___ EXCERPTED PASSAGE ___

The other day I attended an event where sales coach Mika D. Rubanovitsch @Rubanovitsch was talking about sales, marketing and customer behavior.
His key statement was that the buying behavior of customers is changing way faster than companies’ ability to create desirable offering.
This led me to a thinking process pondering what and why - and how to avoid such.
Who Drives the Offering?
Should we trash what we learnt in business school about strategically developing our offering to the focal point matching our core competency and the needs of our carefully selected customer segment(s)? Hitting the sweet spot produces such a compelling reason to buy that success follows automatically.
I am convinced that customers of today still want to get the best solution to answer their needs. However, the criteria defining ‘best’ varies from person to person and from company to company.
Mass Customizing Answers to Variable Buyer Expectations
Oh, how the times have changed since T-Ford. Product companies are answering to individual customer needs by means of mass customization. In mass customization the actual production of delivered value can be kept to a large extent standard – but packaged so that customer is receiving a tailored product and brand. This modularity is very valid still and the more networked the business is the more important this capability remains.

___ RECORDS PROVIDED ___

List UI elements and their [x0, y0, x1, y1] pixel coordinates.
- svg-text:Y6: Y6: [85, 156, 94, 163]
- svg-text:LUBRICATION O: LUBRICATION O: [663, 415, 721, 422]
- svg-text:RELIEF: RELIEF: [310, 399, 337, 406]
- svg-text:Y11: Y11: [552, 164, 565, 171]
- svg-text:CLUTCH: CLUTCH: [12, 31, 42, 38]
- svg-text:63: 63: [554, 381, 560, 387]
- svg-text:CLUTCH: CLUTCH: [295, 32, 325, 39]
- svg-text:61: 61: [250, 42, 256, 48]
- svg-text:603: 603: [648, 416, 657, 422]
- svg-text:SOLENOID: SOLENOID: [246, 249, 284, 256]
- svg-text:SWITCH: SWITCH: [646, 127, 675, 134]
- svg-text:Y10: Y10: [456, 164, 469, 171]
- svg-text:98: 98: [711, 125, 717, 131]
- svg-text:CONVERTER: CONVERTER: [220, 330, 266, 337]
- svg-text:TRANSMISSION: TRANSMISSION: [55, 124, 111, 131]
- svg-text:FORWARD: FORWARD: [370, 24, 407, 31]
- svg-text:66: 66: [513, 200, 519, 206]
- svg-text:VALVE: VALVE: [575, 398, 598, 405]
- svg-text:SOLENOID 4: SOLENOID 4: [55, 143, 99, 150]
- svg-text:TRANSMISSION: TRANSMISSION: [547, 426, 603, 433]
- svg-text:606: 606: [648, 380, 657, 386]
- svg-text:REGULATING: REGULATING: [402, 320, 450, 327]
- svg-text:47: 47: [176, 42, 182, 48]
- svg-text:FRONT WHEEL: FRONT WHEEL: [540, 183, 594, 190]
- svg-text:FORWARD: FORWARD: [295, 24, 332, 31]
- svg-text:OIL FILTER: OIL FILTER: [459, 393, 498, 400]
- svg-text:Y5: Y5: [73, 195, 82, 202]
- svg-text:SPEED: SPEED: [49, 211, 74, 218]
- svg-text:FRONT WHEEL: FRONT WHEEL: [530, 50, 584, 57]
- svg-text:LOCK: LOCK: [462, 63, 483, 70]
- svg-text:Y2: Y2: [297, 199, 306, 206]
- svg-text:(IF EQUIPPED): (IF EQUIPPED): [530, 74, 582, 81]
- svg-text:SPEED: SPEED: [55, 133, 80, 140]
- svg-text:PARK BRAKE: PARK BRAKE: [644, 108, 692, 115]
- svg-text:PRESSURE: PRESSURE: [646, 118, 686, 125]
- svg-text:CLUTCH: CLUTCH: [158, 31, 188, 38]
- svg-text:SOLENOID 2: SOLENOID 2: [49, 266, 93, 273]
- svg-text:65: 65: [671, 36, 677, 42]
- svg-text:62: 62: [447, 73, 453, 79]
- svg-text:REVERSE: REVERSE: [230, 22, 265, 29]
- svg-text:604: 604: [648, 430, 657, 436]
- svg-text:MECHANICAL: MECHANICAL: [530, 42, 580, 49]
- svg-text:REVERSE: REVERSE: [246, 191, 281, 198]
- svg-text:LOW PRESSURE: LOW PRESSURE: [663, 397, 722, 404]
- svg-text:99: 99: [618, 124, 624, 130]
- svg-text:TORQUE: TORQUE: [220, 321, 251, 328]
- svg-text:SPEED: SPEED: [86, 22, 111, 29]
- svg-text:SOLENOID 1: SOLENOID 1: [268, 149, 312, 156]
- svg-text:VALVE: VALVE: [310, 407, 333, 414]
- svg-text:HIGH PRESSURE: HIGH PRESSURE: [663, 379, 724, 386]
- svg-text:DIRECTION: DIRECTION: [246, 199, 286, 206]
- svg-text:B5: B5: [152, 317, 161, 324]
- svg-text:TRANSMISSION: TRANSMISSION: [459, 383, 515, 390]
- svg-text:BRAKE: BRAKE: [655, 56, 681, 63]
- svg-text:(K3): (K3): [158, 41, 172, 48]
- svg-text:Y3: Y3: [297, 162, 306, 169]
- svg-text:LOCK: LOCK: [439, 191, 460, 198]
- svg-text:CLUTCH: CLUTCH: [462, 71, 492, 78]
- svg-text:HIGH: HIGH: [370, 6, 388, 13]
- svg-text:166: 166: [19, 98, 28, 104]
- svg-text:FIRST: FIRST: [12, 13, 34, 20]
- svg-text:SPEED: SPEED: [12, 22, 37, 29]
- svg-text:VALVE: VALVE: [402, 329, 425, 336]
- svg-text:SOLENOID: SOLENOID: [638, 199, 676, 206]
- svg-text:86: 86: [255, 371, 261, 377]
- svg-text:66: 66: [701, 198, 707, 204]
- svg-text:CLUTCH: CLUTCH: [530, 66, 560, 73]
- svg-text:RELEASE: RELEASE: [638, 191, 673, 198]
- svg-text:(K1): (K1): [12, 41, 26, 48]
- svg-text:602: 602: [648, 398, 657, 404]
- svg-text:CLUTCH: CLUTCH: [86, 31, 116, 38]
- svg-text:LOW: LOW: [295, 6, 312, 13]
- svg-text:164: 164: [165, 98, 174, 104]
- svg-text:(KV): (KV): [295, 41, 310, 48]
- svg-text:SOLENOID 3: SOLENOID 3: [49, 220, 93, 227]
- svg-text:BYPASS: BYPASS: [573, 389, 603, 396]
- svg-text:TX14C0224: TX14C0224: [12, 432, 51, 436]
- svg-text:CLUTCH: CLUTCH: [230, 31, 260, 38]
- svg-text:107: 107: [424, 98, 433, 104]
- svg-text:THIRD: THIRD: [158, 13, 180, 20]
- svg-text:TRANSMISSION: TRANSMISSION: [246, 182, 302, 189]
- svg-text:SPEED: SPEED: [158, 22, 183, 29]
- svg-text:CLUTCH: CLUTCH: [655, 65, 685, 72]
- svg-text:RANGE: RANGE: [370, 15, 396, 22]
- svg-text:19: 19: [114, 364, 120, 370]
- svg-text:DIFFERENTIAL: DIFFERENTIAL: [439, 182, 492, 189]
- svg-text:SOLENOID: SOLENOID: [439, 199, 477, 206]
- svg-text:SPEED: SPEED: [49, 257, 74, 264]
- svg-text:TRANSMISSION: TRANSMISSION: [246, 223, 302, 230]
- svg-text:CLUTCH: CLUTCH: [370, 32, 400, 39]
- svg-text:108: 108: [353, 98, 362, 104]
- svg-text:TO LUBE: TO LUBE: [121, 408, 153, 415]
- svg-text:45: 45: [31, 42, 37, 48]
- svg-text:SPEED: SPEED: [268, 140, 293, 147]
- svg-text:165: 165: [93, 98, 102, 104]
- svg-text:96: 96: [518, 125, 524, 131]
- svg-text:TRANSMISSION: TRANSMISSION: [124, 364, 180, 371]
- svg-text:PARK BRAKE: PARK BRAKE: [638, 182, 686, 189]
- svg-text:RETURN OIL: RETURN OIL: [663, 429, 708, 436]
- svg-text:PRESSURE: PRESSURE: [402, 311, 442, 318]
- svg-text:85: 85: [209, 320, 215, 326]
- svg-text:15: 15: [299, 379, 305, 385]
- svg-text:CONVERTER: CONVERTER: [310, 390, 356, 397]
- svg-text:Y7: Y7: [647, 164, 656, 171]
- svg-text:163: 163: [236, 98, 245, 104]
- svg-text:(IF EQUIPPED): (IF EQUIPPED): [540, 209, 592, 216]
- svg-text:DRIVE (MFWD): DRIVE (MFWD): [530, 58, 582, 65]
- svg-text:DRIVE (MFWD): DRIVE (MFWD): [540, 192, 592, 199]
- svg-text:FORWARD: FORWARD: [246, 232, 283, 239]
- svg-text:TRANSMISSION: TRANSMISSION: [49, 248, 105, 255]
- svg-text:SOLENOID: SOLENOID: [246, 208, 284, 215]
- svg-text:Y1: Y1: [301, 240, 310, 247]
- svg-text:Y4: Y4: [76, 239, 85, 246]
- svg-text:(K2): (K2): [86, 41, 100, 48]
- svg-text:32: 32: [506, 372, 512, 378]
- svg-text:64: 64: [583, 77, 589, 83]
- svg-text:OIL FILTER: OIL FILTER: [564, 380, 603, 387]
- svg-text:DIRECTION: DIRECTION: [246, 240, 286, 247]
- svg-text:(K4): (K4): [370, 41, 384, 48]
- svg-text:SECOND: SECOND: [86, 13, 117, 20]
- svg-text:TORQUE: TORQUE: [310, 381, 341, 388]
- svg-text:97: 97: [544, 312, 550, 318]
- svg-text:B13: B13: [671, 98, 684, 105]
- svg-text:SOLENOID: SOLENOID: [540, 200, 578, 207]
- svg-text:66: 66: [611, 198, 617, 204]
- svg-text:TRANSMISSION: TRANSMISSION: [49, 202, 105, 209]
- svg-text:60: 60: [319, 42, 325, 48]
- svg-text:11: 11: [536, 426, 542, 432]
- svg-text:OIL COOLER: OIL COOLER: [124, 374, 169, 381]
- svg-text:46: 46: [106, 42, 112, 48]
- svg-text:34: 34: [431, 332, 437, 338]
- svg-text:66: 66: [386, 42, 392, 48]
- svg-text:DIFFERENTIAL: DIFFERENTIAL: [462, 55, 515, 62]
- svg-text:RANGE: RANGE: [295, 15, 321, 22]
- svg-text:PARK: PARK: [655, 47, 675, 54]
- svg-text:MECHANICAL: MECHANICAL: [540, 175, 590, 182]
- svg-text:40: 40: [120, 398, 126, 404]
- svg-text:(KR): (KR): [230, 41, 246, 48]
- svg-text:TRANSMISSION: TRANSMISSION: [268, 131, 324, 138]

___

-- REQUIRED WORK --
**a.** In the post about changing customer buying behavior, what does mass customization keep largely standard?
**b.** Please rewrite the rows as a Markdown table with the columns Row and Line, giving each its number. Start at the first row, end at the row containing "- svg-text:CLUTCH: CLUTCH: [12, 31, 42, 38]", and leave out blank lines.

-- SOLUTIONS PER TASK --
**a.** The actual production of delivered value.

**b.**
| Row | Line |
|---|---|
| 1 | List UI elements and their [x0, y0, x1, y1] pixel coordinates. |
| 2 | - svg-text:Y6: Y6: [85, 156, 94, 163] |
| 3 | - svg-text:LUBRICATION O: LUBRICATION O: [663, 415, 721, 422] |
| 4 | - svg-text:RELIEF: RELIEF: [310, 399, 337, 406] |
| 5 | - svg-text:Y11: Y11: [552, 164, 565, 171] |
| 6 | - svg-text:CLUTCH: CLUTCH: [12, 31, 42, 38] |